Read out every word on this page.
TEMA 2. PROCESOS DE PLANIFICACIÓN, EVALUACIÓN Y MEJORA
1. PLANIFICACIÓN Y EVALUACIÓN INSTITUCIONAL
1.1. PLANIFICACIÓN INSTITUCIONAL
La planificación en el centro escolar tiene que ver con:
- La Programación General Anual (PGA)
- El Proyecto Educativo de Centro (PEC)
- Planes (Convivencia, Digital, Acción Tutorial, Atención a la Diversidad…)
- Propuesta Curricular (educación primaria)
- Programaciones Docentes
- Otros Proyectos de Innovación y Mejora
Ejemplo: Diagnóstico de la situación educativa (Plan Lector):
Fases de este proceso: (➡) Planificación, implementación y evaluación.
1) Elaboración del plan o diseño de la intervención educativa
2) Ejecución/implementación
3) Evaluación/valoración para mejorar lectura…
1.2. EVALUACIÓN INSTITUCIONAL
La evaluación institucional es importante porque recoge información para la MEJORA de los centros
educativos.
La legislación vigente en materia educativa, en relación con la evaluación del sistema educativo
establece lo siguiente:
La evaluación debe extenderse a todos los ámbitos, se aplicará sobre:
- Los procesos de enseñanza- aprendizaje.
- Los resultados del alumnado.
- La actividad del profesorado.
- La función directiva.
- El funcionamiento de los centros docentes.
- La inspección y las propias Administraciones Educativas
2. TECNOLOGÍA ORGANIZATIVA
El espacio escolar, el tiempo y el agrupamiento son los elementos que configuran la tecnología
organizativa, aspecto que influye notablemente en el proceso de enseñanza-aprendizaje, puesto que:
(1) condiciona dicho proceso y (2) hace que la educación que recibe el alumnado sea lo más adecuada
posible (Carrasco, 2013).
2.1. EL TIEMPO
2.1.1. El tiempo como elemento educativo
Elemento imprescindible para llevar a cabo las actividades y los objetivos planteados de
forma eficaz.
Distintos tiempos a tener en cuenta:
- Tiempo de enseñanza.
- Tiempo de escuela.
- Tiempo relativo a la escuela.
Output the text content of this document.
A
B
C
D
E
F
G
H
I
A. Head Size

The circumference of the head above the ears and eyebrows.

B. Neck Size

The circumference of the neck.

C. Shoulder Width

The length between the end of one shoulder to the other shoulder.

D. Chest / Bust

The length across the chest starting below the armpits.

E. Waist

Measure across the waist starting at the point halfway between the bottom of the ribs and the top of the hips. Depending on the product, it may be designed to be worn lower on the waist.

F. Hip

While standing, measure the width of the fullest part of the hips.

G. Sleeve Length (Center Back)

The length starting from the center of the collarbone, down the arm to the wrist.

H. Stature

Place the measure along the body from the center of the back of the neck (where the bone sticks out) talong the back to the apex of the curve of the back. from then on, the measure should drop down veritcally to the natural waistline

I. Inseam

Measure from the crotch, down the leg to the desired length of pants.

════

[WHAT IS EXPECTED] Reproduce the material above without altering a single character.

[FINISHED ANSWER]
Read out every word on this page.
TEMA 2. PROCESOS DE PLANIFICACIÓN, EVALUACIÓN Y MEJORA
1. PLANIFICACIÓN Y EVALUACIÓN INSTITUCIONAL
1.1. PLANIFICACIÓN INSTITUCIONAL
La planificación en el centro escolar tiene que ver con:
- La Programación General Anual (PGA)
- El Proyecto Educativo de Centro (PEC)
- Planes (Convivencia, Digital, Acción Tutorial, Atención a la Diversidad…)
- Propuesta Curricular (educación primaria)
- Programaciones Docentes
- Otros Proyectos de Innovación y Mejora
Ejemplo: Diagnóstico de la situación educativa (Plan Lector):
Fases de este proceso: (➡) Planificación, implementación y evaluación.
1) Elaboración del plan o diseño de la intervención educativa
2) Ejecución/implementación
3) Evaluación/valoración para mejorar lectura…
1.2. EVALUACIÓN INSTITUCIONAL
La evaluación institucional es importante porque recoge información para la MEJORA de los centros
educativos.
La legislación vigente en materia educativa, en relación con la evaluación del sistema educativo
establece lo siguiente:
La evaluación debe extenderse a todos los ámbitos, se aplicará sobre:
- Los procesos de enseñanza- aprendizaje.
- Los resultados del alumnado.
- La actividad del profesorado.
- La función directiva.
- El funcionamiento de los centros docentes.
- La inspección y las propias Administraciones Educativas
2. TECNOLOGÍA ORGANIZATIVA
El espacio escolar, el tiempo y el agrupamiento son los elementos que configuran la tecnología
organizativa, aspecto que influye notablemente en el proceso de enseñanza-aprendizaje, puesto que:
(1) condiciona dicho proceso y (2) hace que la educación que recibe el alumnado sea lo más adecuada
posible (Carrasco, 2013).
2.1. EL TIEMPO
2.1.1. El tiempo como elemento educativo
Elemento imprescindible para llevar a cabo las actividades y los objetivos planteados de
forma eficaz.
Distintos tiempos a tener en cuenta:
- Tiempo de enseñanza.
- Tiempo de escuela.
- Tiempo relativo a la escuela.
Output the text content of this document.
A
B
C
D
E
F
G
H
I
A. Head Size

The circumference of the head above the ears and eyebrows.

B. Neck Size

The circumference of the neck.

C. Shoulder Width

The length between the end of one shoulder to the other shoulder.

D. Chest / Bust

The length across the chest starting below the armpits.

E. Waist

Measure across the waist starting at the point halfway between the bottom of the ribs and the top of the hips. Depending on the product, it may be designed to be worn lower on the waist.

F. Hip

While standing, measure the width of the fullest part of the hips.

G. Sleeve Length (Center Back)

The length starting from the center of the collarbone, down the arm to the wrist.

H. Stature

Place the measure along the body from the center of the back of the neck (where the bone sticks out) talong the back to the apex of the curve of the back. from then on, the measure should drop down veritcally to the natural waistline

I. Inseam

Measure from the crotch, down the leg to the desired length of pants.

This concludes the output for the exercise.